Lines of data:

begin

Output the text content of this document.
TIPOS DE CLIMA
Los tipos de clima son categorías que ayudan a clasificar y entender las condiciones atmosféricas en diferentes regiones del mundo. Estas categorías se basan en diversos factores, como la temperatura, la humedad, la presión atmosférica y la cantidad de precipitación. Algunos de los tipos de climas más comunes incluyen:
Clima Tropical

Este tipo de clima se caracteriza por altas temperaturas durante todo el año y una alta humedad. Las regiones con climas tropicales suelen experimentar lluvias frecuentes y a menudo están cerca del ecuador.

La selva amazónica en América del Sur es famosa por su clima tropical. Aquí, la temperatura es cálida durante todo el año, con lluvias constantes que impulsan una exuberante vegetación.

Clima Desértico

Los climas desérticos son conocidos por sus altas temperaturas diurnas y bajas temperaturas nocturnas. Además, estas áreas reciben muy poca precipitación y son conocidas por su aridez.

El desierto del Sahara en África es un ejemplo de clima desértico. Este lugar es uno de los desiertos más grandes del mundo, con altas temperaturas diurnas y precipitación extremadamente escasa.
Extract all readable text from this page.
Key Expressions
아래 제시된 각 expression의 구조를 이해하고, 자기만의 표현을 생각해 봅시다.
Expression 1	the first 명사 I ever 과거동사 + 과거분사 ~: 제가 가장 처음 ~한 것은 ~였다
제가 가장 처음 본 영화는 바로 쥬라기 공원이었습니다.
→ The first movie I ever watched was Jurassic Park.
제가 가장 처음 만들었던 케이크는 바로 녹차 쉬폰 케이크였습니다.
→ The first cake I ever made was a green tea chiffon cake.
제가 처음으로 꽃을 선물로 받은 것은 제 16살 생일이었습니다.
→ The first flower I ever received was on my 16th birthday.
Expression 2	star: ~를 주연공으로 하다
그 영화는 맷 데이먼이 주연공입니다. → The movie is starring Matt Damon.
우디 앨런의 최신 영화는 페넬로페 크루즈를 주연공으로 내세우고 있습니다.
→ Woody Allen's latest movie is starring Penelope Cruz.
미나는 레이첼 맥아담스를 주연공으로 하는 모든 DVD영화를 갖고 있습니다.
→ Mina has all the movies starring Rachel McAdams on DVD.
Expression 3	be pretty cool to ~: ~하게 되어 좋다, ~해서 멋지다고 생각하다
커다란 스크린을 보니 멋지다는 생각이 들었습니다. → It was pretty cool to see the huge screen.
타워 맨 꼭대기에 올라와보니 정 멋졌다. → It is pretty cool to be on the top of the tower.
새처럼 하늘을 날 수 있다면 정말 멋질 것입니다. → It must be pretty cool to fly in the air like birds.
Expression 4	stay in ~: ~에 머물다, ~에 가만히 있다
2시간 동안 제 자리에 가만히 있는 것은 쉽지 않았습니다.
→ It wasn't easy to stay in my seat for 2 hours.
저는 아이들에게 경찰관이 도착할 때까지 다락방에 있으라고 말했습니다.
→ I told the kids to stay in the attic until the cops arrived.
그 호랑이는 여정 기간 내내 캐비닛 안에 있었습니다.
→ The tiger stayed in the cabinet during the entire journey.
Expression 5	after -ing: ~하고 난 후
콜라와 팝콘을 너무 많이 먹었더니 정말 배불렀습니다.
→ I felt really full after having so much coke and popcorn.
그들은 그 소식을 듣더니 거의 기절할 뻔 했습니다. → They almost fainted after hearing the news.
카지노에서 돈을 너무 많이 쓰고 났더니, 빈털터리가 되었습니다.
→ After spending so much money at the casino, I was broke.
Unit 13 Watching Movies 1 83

end

Make an exact copy of every line from the one with "Extract all readable text from this page." to the end of the data, with the first and last of those lines included.

Extract all readable text from this page.
Key Expressions
아래 제시된 각 expression의 구조를 이해하고, 자기만의 표현을 생각해 봅시다.
Expression 1	the first 명사 I ever 과거동사 + 과거분사 ~: 제가 가장 처음 ~한 것은 ~였다
제가 가장 처음 본 영화는 바로 쥬라기 공원이었습니다.
→ The first movie I ever watched was Jurassic Park.
제가 가장 처음 만들었던 케이크는 바로 녹차 쉬폰 케이크였습니다.
→ The first cake I ever made was a green tea chiffon cake.
제가 처음으로 꽃을 선물로 받은 것은 제 16살 생일이었습니다.
→ The first flower I ever received was on my 16th birthday.
Expression 2	star: ~를 주연공으로 하다
그 영화는 맷 데이먼이 주연공입니다. → The movie is starring Matt Damon.
우디 앨런의 최신 영화는 페넬로페 크루즈를 주연공으로 내세우고 있습니다.
→ Woody Allen's latest movie is starring Penelope Cruz.
미나는 레이첼 맥아담스를 주연공으로 하는 모든 DVD영화를 갖고 있습니다.
→ Mina has all the movies starring Rachel McAdams on DVD.
Expression 3	be pretty cool to ~: ~하게 되어 좋다, ~해서 멋지다고 생각하다
커다란 스크린을 보니 멋지다는 생각이 들었습니다. → It was pretty cool to see the huge screen.
타워 맨 꼭대기에 올라와보니 정 멋졌다. → It is pretty cool to be on the top of the tower.
새처럼 하늘을 날 수 있다면 정말 멋질 것입니다. → It must be pretty cool to fly in the air like birds.
Expression 4	stay in ~: ~에 머물다, ~에 가만히 있다
2시간 동안 제 자리에 가만히 있는 것은 쉽지 않았습니다.
→ It wasn't easy to stay in my seat for 2 hours.
저는 아이들에게 경찰관이 도착할 때까지 다락방에 있으라고 말했습니다.
→ I told the kids to stay in the attic until the cops arrived.
그 호랑이는 여정 기간 내내 캐비닛 안에 있었습니다.
→ The tiger stayed in the cabinet during the entire journey.
Expression 5	after -ing: ~하고 난 후
콜라와 팝콘을 너무 많이 먹었더니 정말 배불렀습니다.
→ I felt really full after having so much coke and popcorn.
그들은 그 소식을 듣더니 거의 기절할 뻔 했습니다. → They almost fainted after hearing the news.
카지노에서 돈을 너무 많이 쓰고 났더니, 빈털터리가 되었습니다.
→ After spending so much money at the casino, I was broke.
Unit 13 Watching Movies 1 83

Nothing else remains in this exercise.